--- start ---
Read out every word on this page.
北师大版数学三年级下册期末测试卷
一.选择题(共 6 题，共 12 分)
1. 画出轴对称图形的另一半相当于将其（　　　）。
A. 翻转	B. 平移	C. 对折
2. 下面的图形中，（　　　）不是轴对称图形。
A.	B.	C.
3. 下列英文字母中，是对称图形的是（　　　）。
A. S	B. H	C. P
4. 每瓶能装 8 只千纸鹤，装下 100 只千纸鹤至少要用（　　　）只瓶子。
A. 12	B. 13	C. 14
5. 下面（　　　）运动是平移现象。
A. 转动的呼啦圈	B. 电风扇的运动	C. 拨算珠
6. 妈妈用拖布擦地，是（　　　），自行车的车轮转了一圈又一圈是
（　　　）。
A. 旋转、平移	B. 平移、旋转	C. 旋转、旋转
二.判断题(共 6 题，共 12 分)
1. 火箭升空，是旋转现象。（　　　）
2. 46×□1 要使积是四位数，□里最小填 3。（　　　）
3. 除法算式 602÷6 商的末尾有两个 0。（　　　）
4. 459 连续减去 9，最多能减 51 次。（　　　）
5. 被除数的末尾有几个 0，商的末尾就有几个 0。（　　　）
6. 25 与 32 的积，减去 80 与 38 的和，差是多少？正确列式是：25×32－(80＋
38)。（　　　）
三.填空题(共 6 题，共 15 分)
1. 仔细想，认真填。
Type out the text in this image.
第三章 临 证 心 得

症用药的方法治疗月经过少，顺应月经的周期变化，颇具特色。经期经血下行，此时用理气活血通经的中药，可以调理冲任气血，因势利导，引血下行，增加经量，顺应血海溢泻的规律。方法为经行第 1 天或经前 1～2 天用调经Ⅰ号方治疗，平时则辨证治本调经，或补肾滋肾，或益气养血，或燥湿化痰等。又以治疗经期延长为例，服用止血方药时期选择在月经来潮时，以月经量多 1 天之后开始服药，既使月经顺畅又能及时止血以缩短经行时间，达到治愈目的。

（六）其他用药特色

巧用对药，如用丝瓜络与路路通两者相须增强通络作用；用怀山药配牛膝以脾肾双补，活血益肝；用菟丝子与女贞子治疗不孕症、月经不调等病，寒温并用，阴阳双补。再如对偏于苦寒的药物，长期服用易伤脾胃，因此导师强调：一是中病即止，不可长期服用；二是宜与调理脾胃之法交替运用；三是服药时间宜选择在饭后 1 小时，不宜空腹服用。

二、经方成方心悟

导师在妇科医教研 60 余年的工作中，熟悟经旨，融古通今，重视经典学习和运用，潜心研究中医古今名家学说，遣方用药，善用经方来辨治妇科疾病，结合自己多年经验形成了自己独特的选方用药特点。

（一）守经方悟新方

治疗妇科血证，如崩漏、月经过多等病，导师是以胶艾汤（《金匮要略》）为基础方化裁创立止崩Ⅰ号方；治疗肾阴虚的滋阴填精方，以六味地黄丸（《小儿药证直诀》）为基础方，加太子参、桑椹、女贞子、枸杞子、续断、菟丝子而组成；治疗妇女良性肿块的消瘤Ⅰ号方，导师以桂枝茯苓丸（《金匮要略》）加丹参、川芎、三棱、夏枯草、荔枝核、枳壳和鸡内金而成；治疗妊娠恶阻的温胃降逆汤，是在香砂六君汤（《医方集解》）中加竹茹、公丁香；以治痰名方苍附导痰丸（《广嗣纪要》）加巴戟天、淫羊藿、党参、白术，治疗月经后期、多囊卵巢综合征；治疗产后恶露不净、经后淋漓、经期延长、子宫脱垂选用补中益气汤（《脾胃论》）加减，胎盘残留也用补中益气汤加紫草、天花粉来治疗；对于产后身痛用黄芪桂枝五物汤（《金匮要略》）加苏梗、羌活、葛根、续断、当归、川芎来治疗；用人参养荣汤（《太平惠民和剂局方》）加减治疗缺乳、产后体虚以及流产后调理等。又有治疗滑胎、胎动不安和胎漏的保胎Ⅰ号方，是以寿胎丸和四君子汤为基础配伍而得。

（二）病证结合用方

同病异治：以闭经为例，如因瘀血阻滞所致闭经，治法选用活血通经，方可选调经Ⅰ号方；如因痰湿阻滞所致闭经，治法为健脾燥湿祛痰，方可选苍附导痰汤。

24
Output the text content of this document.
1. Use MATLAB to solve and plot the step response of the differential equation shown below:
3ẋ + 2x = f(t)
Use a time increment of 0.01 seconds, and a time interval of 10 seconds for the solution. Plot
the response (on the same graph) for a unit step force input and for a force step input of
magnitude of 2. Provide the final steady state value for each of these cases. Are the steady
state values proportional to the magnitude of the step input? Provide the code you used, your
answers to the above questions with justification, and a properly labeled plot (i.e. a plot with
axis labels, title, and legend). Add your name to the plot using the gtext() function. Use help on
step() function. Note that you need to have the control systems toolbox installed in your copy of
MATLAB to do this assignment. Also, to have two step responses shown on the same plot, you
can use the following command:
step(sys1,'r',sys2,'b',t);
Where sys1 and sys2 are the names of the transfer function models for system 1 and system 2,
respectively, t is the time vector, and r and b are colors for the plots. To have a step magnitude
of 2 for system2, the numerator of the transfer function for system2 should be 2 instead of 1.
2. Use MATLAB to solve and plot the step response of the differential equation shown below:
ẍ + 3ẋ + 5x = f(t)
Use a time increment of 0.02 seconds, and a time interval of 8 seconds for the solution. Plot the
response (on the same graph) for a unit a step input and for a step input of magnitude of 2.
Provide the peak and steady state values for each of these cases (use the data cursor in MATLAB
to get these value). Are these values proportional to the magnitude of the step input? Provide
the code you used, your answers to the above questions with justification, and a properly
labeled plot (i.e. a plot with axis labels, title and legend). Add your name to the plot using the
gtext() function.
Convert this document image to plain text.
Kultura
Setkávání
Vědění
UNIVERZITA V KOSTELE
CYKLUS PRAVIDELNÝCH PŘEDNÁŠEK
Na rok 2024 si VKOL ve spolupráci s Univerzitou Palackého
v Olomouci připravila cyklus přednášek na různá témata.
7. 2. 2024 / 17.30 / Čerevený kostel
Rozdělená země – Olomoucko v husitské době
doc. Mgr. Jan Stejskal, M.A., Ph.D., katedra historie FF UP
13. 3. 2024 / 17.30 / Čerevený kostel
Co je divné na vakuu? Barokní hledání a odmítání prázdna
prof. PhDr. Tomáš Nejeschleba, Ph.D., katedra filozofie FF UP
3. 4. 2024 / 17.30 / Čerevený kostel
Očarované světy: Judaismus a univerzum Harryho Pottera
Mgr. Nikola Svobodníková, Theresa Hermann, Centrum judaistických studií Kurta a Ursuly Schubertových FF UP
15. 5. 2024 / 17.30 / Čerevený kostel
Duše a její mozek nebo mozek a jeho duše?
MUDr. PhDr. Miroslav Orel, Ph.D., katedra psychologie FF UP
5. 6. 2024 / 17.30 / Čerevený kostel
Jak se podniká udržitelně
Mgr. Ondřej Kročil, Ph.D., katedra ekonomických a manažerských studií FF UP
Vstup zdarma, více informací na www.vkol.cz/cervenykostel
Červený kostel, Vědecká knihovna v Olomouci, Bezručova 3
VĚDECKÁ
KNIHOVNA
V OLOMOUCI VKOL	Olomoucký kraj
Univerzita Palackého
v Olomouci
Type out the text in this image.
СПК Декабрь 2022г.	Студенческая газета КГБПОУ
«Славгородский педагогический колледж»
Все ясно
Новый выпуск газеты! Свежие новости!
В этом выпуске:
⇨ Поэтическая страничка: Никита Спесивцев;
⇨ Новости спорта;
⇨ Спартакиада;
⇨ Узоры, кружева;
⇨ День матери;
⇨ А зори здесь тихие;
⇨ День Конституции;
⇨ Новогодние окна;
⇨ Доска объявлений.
--- end ---
TASK DESCRIPTION: Go through the records above and copy every line with the word "steady".

WORKED SOLUTION:
magnitude of 2. Provide the final steady state value for each of these cases. Are the steady
Provide the peak and steady state values for each of these cases (use the data cursor in MATLAB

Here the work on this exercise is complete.